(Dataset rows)

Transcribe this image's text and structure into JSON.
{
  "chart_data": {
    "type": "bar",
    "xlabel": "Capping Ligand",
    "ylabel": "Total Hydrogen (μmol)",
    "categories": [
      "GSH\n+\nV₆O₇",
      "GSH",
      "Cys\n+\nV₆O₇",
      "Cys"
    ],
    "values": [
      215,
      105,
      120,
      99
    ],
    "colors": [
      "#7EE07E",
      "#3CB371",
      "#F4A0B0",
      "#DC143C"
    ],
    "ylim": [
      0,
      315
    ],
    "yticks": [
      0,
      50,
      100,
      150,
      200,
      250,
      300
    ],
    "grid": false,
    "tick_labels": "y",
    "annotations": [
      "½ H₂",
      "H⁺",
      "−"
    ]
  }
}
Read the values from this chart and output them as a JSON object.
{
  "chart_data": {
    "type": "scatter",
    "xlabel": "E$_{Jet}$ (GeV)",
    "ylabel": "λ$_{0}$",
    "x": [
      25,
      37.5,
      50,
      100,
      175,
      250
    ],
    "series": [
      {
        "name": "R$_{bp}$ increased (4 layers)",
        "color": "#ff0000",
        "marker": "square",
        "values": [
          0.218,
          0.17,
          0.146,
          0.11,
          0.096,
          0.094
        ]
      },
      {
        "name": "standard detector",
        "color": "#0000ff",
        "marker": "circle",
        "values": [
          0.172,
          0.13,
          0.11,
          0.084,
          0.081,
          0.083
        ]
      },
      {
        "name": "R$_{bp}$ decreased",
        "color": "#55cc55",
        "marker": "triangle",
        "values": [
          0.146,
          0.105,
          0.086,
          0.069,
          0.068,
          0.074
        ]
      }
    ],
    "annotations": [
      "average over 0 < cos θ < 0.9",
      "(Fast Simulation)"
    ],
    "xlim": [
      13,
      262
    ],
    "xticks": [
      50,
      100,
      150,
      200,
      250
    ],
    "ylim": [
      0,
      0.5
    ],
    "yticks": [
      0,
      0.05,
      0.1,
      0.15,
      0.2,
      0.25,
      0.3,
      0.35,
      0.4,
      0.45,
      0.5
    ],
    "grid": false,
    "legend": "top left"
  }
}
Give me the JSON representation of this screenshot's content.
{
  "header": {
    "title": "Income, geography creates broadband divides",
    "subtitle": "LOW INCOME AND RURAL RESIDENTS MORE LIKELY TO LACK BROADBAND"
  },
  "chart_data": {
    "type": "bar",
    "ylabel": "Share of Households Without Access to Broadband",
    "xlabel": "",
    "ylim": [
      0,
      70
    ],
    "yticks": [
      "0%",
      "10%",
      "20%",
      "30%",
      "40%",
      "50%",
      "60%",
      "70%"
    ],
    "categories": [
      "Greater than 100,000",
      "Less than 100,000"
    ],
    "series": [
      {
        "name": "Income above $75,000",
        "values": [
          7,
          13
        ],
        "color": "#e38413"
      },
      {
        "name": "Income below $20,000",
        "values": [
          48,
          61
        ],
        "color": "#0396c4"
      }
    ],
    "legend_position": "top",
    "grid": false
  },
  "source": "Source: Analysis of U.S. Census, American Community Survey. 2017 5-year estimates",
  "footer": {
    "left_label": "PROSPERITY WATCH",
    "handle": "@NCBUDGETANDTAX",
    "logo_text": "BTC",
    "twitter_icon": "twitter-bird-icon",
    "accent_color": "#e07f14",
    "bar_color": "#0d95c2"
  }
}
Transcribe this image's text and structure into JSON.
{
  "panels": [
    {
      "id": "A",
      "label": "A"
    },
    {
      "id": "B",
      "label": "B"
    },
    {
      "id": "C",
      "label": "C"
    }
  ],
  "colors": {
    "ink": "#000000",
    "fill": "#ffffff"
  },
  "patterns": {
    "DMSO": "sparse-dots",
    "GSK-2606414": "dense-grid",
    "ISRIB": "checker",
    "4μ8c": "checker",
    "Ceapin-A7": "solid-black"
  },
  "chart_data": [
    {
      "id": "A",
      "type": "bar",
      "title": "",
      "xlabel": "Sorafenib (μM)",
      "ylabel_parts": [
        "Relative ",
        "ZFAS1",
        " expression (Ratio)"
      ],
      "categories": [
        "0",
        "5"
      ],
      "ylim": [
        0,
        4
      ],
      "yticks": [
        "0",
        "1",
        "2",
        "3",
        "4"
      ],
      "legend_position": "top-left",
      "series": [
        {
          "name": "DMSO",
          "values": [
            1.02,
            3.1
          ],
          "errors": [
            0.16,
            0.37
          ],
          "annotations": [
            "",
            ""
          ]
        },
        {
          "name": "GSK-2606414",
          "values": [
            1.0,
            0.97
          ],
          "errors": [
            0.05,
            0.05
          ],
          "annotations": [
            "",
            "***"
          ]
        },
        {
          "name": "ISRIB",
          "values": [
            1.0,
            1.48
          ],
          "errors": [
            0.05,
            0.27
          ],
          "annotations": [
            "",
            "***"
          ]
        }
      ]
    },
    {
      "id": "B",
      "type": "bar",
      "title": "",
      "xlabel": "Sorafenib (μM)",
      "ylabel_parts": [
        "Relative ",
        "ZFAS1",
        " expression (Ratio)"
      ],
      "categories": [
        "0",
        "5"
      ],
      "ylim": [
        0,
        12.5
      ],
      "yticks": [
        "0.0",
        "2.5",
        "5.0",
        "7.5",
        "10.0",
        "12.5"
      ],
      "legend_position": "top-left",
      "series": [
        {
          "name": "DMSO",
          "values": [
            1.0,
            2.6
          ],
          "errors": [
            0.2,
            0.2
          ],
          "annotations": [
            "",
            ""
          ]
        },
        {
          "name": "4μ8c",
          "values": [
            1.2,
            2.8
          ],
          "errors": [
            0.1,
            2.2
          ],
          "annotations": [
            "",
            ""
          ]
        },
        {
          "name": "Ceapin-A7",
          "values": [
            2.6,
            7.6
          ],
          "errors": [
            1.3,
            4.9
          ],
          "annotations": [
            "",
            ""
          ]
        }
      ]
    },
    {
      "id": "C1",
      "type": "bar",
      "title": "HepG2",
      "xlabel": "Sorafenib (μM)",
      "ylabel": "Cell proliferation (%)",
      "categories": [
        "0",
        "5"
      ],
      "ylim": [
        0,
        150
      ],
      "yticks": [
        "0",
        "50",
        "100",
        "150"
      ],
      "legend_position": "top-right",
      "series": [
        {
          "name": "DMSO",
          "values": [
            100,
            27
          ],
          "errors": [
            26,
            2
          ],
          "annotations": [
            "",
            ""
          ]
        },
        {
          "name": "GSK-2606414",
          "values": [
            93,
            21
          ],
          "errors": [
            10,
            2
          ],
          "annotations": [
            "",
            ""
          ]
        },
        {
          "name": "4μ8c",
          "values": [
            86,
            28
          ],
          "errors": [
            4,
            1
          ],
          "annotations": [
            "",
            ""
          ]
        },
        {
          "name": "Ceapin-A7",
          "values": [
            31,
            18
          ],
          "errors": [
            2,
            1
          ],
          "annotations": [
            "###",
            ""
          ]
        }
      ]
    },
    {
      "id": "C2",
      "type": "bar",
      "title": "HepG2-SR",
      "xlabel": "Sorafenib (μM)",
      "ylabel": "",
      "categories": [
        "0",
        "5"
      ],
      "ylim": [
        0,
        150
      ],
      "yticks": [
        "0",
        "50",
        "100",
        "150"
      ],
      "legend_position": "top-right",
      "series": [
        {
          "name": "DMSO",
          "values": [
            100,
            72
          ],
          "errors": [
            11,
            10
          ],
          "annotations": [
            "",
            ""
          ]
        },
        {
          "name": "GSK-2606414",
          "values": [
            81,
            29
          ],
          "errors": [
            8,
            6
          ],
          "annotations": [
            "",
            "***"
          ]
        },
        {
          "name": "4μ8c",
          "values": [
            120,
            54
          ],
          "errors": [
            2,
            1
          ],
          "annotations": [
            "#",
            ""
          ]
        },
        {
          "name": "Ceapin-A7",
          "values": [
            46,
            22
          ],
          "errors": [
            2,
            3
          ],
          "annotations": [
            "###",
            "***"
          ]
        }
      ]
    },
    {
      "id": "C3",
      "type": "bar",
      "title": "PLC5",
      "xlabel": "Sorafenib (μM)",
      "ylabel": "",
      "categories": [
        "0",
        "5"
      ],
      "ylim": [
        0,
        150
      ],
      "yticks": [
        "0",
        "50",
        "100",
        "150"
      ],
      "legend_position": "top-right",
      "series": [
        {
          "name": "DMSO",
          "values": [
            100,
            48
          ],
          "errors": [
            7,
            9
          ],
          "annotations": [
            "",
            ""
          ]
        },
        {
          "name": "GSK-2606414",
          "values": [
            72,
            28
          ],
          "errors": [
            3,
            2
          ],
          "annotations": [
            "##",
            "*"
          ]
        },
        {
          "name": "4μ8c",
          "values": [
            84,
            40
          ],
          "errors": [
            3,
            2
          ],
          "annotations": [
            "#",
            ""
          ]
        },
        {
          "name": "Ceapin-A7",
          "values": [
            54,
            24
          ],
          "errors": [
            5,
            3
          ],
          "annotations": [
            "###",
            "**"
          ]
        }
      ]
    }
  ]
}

= YOUR TASK =
What is the number of lines containing "than"? Give that number only.

= RESPONSE =
2